> [Work to be completed]: All material below is to be reproduced exactly.
:: The data ::
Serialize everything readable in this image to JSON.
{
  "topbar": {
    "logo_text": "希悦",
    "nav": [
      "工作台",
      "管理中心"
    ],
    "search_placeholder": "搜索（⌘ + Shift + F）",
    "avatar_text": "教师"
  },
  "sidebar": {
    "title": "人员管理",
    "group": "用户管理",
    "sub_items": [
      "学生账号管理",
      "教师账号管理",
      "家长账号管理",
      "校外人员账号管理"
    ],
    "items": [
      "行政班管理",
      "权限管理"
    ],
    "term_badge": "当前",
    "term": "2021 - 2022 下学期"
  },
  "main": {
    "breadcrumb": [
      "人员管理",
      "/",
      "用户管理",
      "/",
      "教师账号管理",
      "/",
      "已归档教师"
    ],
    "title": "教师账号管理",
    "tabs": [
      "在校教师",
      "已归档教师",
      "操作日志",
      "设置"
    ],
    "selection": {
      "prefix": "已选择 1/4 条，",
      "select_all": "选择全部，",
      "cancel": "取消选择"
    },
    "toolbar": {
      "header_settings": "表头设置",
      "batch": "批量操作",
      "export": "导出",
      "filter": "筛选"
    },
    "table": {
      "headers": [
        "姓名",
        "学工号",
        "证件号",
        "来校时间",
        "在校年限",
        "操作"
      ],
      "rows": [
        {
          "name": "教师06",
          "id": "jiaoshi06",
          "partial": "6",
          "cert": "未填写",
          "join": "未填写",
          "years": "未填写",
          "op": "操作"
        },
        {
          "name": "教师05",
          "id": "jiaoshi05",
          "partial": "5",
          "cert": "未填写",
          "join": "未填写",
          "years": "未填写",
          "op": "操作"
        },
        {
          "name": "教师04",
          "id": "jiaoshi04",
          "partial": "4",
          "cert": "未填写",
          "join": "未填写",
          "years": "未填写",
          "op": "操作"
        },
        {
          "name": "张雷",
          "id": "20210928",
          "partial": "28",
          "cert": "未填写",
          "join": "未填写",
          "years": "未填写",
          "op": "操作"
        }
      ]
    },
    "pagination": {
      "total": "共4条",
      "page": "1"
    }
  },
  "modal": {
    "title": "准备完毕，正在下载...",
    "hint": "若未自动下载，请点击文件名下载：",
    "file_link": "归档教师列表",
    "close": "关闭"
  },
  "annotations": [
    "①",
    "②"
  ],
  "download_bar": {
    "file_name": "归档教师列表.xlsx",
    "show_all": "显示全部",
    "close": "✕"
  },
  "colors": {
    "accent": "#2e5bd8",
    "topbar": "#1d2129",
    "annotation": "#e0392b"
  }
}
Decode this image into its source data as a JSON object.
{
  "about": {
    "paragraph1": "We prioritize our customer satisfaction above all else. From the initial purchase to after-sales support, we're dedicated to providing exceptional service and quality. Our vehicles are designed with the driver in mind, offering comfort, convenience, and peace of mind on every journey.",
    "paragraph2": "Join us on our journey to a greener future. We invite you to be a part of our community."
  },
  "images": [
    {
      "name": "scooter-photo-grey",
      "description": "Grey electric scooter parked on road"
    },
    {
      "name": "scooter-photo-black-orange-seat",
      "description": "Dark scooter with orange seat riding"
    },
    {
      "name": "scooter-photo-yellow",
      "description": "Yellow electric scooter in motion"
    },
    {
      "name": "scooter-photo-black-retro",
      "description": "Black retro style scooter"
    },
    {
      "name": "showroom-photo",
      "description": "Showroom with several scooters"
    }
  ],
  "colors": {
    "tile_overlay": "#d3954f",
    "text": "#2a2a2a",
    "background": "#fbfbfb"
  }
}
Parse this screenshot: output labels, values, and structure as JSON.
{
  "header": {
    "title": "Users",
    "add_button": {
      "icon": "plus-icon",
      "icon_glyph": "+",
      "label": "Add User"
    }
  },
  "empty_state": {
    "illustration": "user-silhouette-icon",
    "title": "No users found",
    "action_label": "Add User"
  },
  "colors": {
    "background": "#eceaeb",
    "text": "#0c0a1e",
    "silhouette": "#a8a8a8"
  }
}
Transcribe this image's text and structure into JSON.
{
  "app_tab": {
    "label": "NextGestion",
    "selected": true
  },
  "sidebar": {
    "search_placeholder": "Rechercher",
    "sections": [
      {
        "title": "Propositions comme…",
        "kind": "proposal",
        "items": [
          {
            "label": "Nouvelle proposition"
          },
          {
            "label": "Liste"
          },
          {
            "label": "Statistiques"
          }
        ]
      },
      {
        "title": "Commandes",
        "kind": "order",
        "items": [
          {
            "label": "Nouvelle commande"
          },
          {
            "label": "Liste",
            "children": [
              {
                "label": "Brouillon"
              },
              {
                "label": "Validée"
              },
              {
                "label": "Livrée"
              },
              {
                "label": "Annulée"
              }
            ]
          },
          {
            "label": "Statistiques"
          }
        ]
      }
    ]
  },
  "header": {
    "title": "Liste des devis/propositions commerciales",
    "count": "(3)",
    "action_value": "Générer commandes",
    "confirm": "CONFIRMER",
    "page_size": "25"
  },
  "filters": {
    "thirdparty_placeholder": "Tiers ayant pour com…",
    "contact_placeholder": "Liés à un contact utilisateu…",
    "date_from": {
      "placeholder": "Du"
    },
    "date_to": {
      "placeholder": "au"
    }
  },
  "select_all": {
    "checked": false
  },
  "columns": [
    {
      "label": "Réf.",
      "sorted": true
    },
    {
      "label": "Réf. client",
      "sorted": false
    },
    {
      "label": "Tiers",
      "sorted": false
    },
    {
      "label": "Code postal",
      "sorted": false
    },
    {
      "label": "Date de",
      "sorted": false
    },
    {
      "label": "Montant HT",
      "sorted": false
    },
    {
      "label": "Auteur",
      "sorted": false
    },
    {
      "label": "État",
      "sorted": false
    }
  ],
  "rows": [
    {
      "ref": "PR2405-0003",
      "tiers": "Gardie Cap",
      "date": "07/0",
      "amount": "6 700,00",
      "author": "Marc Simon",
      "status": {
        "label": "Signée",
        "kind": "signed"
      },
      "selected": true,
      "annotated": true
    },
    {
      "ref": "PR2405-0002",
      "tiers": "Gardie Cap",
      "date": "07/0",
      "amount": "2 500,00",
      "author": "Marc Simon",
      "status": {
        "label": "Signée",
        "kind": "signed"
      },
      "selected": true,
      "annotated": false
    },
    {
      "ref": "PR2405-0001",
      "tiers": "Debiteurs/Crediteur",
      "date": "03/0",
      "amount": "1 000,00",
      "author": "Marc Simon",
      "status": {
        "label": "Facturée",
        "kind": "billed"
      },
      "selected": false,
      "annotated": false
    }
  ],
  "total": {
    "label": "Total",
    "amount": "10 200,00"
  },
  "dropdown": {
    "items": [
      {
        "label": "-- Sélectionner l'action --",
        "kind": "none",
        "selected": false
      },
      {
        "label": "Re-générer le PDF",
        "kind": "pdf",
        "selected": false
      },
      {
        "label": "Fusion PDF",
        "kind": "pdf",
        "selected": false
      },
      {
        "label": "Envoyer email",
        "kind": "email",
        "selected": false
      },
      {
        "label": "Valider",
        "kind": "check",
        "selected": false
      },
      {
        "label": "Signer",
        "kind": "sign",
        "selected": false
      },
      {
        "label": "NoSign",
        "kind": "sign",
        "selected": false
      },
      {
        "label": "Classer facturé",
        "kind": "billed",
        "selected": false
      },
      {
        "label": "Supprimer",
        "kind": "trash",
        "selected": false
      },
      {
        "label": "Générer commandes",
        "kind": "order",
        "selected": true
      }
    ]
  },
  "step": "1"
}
:::
> [Written answer]:
Serialize everything readable in this image to JSON.
{
  "topbar": {
    "logo_text": "希悦",
    "nav": [
      "工作台",
      "管理中心"
    ],
    "search_placeholder": "搜索（⌘ + Shift + F）",
    "avatar_text": "教师"
  },
  "sidebar": {
    "title": "人员管理",
    "group": "用户管理",
    "sub_items": [
      "学生账号管理",
      "教师账号管理",
      "家长账号管理",
      "校外人员账号管理"
    ],
    "items": [
      "行政班管理",
      "权限管理"
    ],
    "term_badge": "当前",
    "term": "2021 - 2022 下学期"
  },
  "main": {
    "breadcrumb": [
      "人员管理",
      "/",
      "用户管理",
      "/",
      "教师账号管理",
      "/",
      "已归档教师"
    ],
    "title": "教师账号管理",
    "tabs": [
      "在校教师",
      "已归档教师",
      "操作日志",
      "设置"
    ],
    "selection": {
      "prefix": "已选择 1/4 条，",
      "select_all": "选择全部，",
      "cancel": "取消选择"
    },
    "toolbar": {
      "header_settings": "表头设置",
      "batch": "批量操作",
      "export": "导出",
      "filter": "筛选"
    },
    "table": {
      "headers": [
        "姓名",
        "学工号",
        "证件号",
        "来校时间",
        "在校年限",
        "操作"
      ],
      "rows": [
        {
          "name": "教师06",
          "id": "jiaoshi06",
          "partial": "6",
          "cert": "未填写",
          "join": "未填写",
          "years": "未填写",
          "op": "操作"
        },
        {
          "name": "教师05",
          "id": "jiaoshi05",
          "partial": "5",
          "cert": "未填写",
          "join": "未填写",
          "years": "未填写",
          "op": "操作"
        },
        {
          "name": "教师04",
          "id": "jiaoshi04",
          "partial": "4",
          "cert": "未填写",
          "join": "未填写",
          "years": "未填写",
          "op": "操作"
        },
        {
          "name": "张雷",
          "id": "20210928",
          "partial": "28",
          "cert": "未填写",
          "join": "未填写",
          "years": "未填写",
          "op": "操作"
        }
      ]
    },
    "pagination": {
      "total": "共4条",
      "page": "1"
    }
  },
  "modal": {
    "title": "准备完毕，正在下载...",
    "hint": "若未自动下载，请点击文件名下载：",
    "file_link": "归档教师列表",
    "close": "关闭"
  },
  "annotations": [
    "①",
    "②"
  ],
  "download_bar": {
    "file_name": "归档教师列表.xlsx",
    "show_all": "显示全部",
    "close": "✕"
  },
  "colors": {
    "accent": "#2e5bd8",
    "topbar": "#1d2129",
    "annotation": "#e0392b"
  }
}
Decode this image into its source data as a JSON object.
{
  "about": {
    "paragraph1": "We prioritize our customer satisfaction above all else. From the initial purchase to after-sales support, we're dedicated to providing exceptional service and quality. Our vehicles are designed with the driver in mind, offering comfort, convenience, and peace of mind on every journey.",
    "paragraph2": "Join us on our journey to a greener future. We invite you to be a part of our community."
  },
  "images": [
    {
      "name": "scooter-photo-grey",
      "description": "Grey electric scooter parked on road"
    },
    {
      "name": "scooter-photo-black-orange-seat",
      "description": "Dark scooter with orange seat riding"
    },
    {
      "name": "scooter-photo-yellow",
      "description": "Yellow electric scooter in motion"
    },
    {
      "name": "scooter-photo-black-retro",
      "description": "Black retro style scooter"
    },
    {
      "name": "showroom-photo",
      "description": "Showroom with several scooters"
    }
  ],
  "colors": {
    "tile_overlay": "#d3954f",
    "text": "#2a2a2a",
    "background": "#fbfbfb"
  }
}
Parse this screenshot: output labels, values, and structure as JSON.
{
  "header": {
    "title": "Users",
    "add_button": {
      "icon": "plus-icon",
      "icon_glyph": "+",
      "label": "Add User"
    }
  },
  "empty_state": {
    "illustration": "user-silhouette-icon",
    "title": "No users found",
    "action_label": "Add User"
  },
  "colors": {
    "background": "#eceaeb",
    "text": "#0c0a1e",
    "silhouette": "#a8a8a8"
  }
}
Transcribe this image's text and structure into JSON.
{
  "app_tab": {
    "label": "NextGestion",
    "selected": true
  },
  "sidebar": {
    "search_placeholder": "Rechercher",
    "sections": [
      {
        "title": "Propositions comme…",
        "kind": "proposal",
        "items": [
          {
            "label": "Nouvelle proposition"
          },
          {
            "label": "Liste"
          },
          {
            "label": "Statistiques"
          }
        ]
      },
      {
        "title": "Commandes",
        "kind": "order",
        "items": [
          {
            "label": "Nouvelle commande"
          },
          {
            "label": "Liste",
            "children": [
              {
                "label": "Brouillon"
              },
              {
                "label": "Validée"
              },
              {
                "label": "Livrée"
              },
              {
                "label": "Annulée"
              }
            ]
          },
          {
            "label": "Statistiques"
          }
        ]
      }
    ]
  },
  "header": {
    "title": "Liste des devis/propositions commerciales",
    "count": "(3)",
    "action_value": "Générer commandes",
    "confirm": "CONFIRMER",
    "page_size": "25"
  },
  "filters": {
    "thirdparty_placeholder": "Tiers ayant pour com…",
    "contact_placeholder": "Liés à un contact utilisateu…",
    "date_from": {
      "placeholder": "Du"
    },
    "date_to": {
      "placeholder": "au"
    }
  },
  "select_all": {
    "checked": false
  },
  "columns": [
    {
      "label": "Réf.",
      "sorted": true
    },
    {
      "label": "Réf. client",
      "sorted": false
    },
    {
      "label": "Tiers",
      "sorted": false
    },
    {
      "label": "Code postal",
      "sorted": false
    },
    {
      "label": "Date de",
      "sorted": false
    },
    {
      "label": "Montant HT",
      "sorted": false
    },
    {
      "label": "Auteur",
      "sorted": false
    },
    {
      "label": "État",
      "sorted": false
    }
  ],
  "rows": [
    {
      "ref": "PR2405-0003",
      "tiers": "Gardie Cap",
      "date": "07/0",
      "amount": "6 700,00",
      "author": "Marc Simon",
      "status": {
        "label": "Signée",
        "kind": "signed"
      },
      "selected": true,
      "annotated": true
    },
    {
      "ref": "PR2405-0002",
      "tiers": "Gardie Cap",
      "date": "07/0",
      "amount": "2 500,00",
      "author": "Marc Simon",
      "status": {
        "label": "Signée",
        "kind": "signed"
      },
      "selected": true,
      "annotated": false
    },
    {
      "ref": "PR2405-0001",
      "tiers": "Debiteurs/Crediteur",
      "date": "03/0",
      "amount": "1 000,00",
      "author": "Marc Simon",
      "status": {
        "label": "Facturée",
        "kind": "billed"
      },
      "selected": false,
      "annotated": false
    }
  ],
  "total": {
    "label": "Total",
    "amount": "10 200,00"
  },
  "dropdown": {
    "items": [
      {
        "label": "-- Sélectionner l'action --",
        "kind": "none",
        "selected": false
      },
      {
        "label": "Re-générer le PDF",
        "kind": "pdf",
        "selected": false
      },
      {
        "label": "Fusion PDF",
        "kind": "pdf",
        "selected": false
      },
      {
        "label": "Envoyer email",
        "kind": "email",
        "selected": false
      },
      {
        "label": "Valider",
        "kind": "check",
        "selected": false
      },
      {
        "label": "Signer",
        "kind": "sign",
        "selected": false
      },
      {
        "label": "NoSign",
        "kind": "sign",
        "selected": false
      },
      {
        "label": "Classer facturé",
        "kind": "billed",
        "selected": false
      },
      {
        "label": "Supprimer",
        "kind": "trash",
        "selected": false
      },
      {
        "label": "Générer commandes",
        "kind": "order",
        "selected": true
      }
    ]
  },
  "step": "1"
}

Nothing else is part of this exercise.